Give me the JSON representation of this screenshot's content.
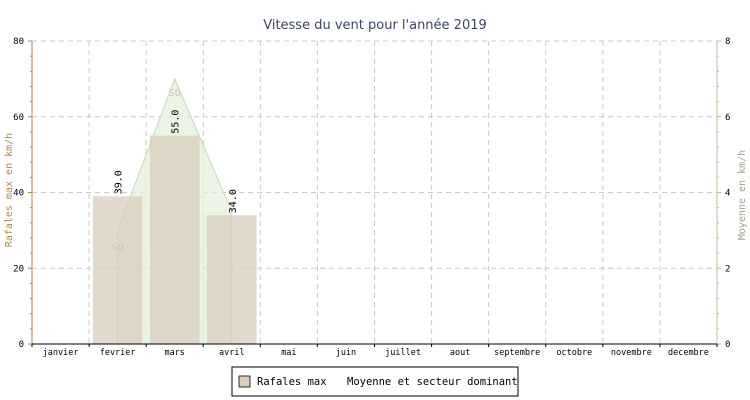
{
  "chart_data": {
    "type": "bar",
    "title": "Vitesse du vent pour l'année 2019",
    "categories": [
      "janvier",
      "fevrier",
      "mars",
      "avril",
      "mai",
      "juin",
      "juillet",
      "aout",
      "septembre",
      "octobre",
      "novembre",
      "decembre"
    ],
    "ylabel_left": "Rafales max en km/h",
    "ylabel_right": "Moyenne en km/h",
    "ylim_left": [
      0,
      80
    ],
    "ylim_right": [
      0,
      8
    ],
    "yticks_left": [
      "0",
      "20",
      "40",
      "60",
      "80"
    ],
    "yticks_right": [
      "0",
      "2",
      "4",
      "6",
      "8"
    ],
    "grid": true,
    "series": [
      {
        "name": "Rafales max",
        "type": "bar",
        "axis": "left",
        "color": "#d9cdbc",
        "values": [
          null,
          39.0,
          55.0,
          34.0,
          null,
          null,
          null,
          null,
          null,
          null,
          null,
          null
        ],
        "labels": [
          null,
          "39.0",
          "55.0",
          "34.0",
          null,
          null,
          null,
          null,
          null,
          null,
          null,
          null
        ]
      },
      {
        "name": "Moyenne et secteur dominant",
        "type": "area",
        "axis": "right",
        "color": "#e4efdc",
        "values": [
          null,
          3.0,
          7.0,
          3.5,
          null,
          null,
          null,
          null,
          null,
          null,
          null,
          null
        ],
        "sector_labels": [
          null,
          "SO",
          "SO",
          null,
          null,
          null,
          null,
          null,
          null,
          null,
          null,
          null
        ]
      }
    ],
    "legend": {
      "position": "bottom-center",
      "items": [
        "Rafales max",
        "Moyenne et secteur dominant"
      ]
    }
  }
}
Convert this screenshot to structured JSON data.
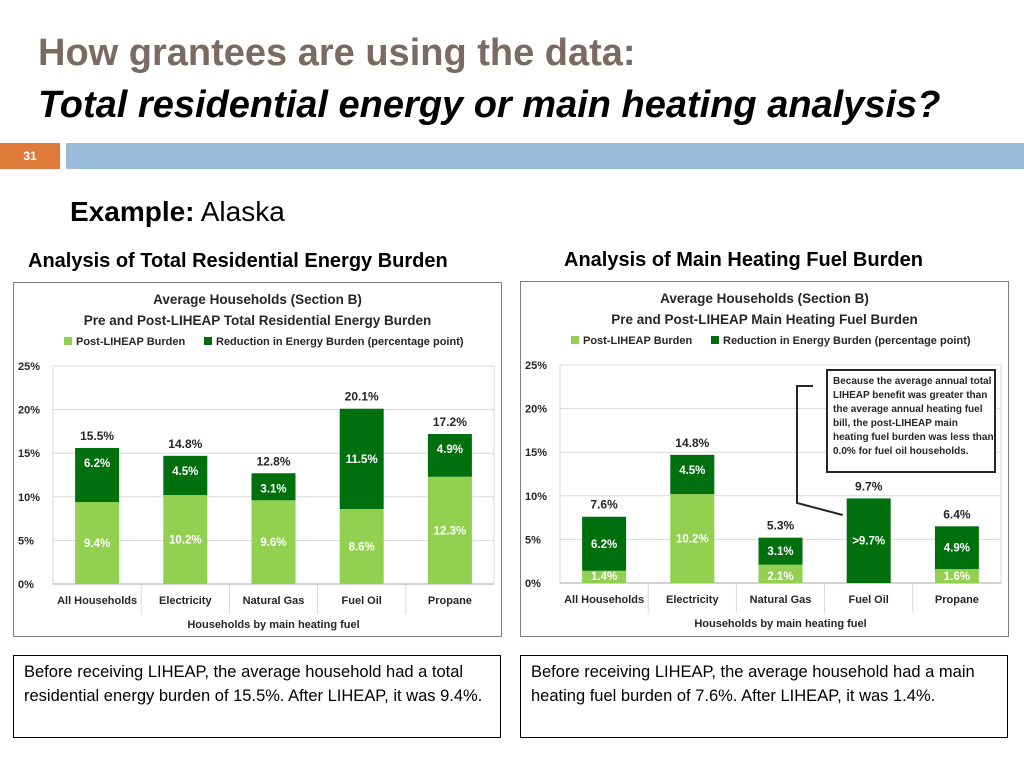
{
  "slide": {
    "title_line1": "How grantees are using the data:",
    "title_line2": "Total residential energy or main heating analysis?",
    "slide_number": "31",
    "example_label": "Example:",
    "example_value": "Alaska"
  },
  "captions": {
    "left": "Analysis of Total Residential Energy Burden",
    "right": "Analysis of Main Heating Fuel Burden"
  },
  "notes": {
    "left": "Before receiving LIHEAP, the average household had a total residential energy burden of 15.5%.  After LIHEAP, it was 9.4%.",
    "right": "Before receiving LIHEAP, the average household had a main heating fuel burden of 7.6%.  After LIHEAP, it was 1.4%."
  },
  "colors": {
    "post": "#92d050",
    "reduction": "#00700f",
    "title_gray": "#7a6a62",
    "accent_orange": "#e07a3a",
    "bar_blue": "#9bbcd8"
  },
  "chart_data": [
    {
      "type": "bar",
      "stacked": true,
      "title": "Average Households (Section B)",
      "subtitle": "Pre and Post-LIHEAP Total Residential Energy Burden",
      "legend_position": "top",
      "xlabel": "Households by main heating fuel",
      "ylim": [
        0,
        25
      ],
      "yticks": [
        0,
        5,
        10,
        15,
        20,
        25
      ],
      "ytick_labels": [
        "0%",
        "5%",
        "10%",
        "15%",
        "20%",
        "25%"
      ],
      "grid": true,
      "categories": [
        "All Households",
        "Electricity",
        "Natural Gas",
        "Fuel Oil",
        "Propane"
      ],
      "series": [
        {
          "name": "Post-LIHEAP Burden",
          "values": [
            9.4,
            10.2,
            9.6,
            8.6,
            12.3
          ],
          "labels": [
            "9.4%",
            "10.2%",
            "9.6%",
            "8.6%",
            "12.3%"
          ]
        },
        {
          "name": "Reduction in Energy Burden (percentage point)",
          "values": [
            6.2,
            4.5,
            3.1,
            11.5,
            4.9
          ],
          "labels": [
            "6.2%",
            "4.5%",
            "3.1%",
            "11.5%",
            "4.9%"
          ]
        }
      ],
      "total_labels": [
        "15.5%",
        "14.8%",
        "12.8%",
        "20.1%",
        "17.2%"
      ],
      "annotation": ""
    },
    {
      "type": "bar",
      "stacked": true,
      "title": "Average Households (Section B)",
      "subtitle": "Pre and Post-LIHEAP Main Heating Fuel Burden",
      "legend_position": "top",
      "xlabel": "Households by main heating fuel",
      "ylim": [
        0,
        25
      ],
      "yticks": [
        0,
        5,
        10,
        15,
        20,
        25
      ],
      "ytick_labels": [
        "0%",
        "5%",
        "10%",
        "15%",
        "20%",
        "25%"
      ],
      "grid": true,
      "categories": [
        "All Households",
        "Electricity",
        "Natural Gas",
        "Fuel Oil",
        "Propane"
      ],
      "series": [
        {
          "name": "Post-LIHEAP Burden",
          "values": [
            1.4,
            10.2,
            2.1,
            0,
            1.6
          ],
          "labels": [
            "1.4%",
            "10.2%",
            "2.1%",
            "",
            "1.6%"
          ]
        },
        {
          "name": "Reduction in Energy Burden (percentage point)",
          "values": [
            6.2,
            4.5,
            3.1,
            9.7,
            4.9
          ],
          "labels": [
            "6.2%",
            "4.5%",
            "3.1%",
            ">9.7%",
            "4.9%"
          ]
        }
      ],
      "total_labels": [
        "7.6%",
        "14.8%",
        "5.3%",
        "9.7%",
        "6.4%"
      ],
      "annotation": "Because the average annual total LIHEAP benefit was greater than the average annual heating fuel bill, the post-LIHEAP main heating fuel burden was less than 0.0% for fuel oil households."
    }
  ]
}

__Aim of the task__: In the material above, how many lines hold the word "this"? Say only the number.

__Right answer__: 2